§ Your objective:
Where a line holds the string "mythic", return that line.

(Saved data entries)
════════
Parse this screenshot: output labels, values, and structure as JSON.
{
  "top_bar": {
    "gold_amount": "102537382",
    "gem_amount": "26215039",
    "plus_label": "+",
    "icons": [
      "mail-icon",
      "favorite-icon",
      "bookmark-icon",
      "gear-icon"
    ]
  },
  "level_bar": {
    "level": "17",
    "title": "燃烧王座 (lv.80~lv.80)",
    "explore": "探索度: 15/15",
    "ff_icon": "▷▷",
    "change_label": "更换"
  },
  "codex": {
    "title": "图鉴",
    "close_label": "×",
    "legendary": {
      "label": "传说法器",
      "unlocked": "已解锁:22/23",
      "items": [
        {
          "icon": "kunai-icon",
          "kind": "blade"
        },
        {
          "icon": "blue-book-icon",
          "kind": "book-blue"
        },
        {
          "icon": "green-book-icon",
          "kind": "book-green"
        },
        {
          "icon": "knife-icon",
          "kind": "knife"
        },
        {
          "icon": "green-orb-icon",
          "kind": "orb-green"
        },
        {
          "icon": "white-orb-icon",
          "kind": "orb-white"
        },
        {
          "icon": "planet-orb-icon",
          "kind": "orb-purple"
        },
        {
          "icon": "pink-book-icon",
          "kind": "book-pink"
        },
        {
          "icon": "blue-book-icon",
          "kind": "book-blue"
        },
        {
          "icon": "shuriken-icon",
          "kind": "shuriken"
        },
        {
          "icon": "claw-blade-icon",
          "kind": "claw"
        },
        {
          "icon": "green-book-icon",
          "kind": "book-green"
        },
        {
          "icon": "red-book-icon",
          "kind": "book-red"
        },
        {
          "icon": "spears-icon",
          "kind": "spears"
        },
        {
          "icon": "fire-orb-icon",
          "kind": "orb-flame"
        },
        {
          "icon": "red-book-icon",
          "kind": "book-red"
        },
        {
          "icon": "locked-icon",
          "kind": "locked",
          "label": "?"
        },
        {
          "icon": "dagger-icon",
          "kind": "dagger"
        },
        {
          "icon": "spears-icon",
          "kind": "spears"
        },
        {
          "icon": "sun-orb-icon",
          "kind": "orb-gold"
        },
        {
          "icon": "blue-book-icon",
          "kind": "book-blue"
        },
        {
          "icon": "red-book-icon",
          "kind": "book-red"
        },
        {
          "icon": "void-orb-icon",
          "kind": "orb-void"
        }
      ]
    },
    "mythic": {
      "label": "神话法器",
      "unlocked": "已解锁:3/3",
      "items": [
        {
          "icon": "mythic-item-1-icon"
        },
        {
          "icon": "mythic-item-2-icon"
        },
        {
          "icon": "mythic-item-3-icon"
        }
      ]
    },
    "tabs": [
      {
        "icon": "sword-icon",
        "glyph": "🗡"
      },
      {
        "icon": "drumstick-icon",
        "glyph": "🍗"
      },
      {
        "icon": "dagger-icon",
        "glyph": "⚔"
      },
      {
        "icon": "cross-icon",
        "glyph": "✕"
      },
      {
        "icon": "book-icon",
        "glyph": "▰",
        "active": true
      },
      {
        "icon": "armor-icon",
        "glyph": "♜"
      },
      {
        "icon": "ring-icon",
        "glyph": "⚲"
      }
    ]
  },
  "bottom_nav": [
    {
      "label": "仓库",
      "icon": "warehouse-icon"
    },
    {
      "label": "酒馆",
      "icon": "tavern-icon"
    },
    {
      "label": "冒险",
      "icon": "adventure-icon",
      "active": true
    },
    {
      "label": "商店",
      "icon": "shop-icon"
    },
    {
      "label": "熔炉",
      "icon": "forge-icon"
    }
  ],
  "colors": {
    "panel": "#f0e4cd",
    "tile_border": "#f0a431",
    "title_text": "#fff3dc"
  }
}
════════
§ Exercise output:
    "mythic": {
          "icon": "mythic-item-1-icon"
          "icon": "mythic-item-2-icon"
          "icon": "mythic-item-3-icon"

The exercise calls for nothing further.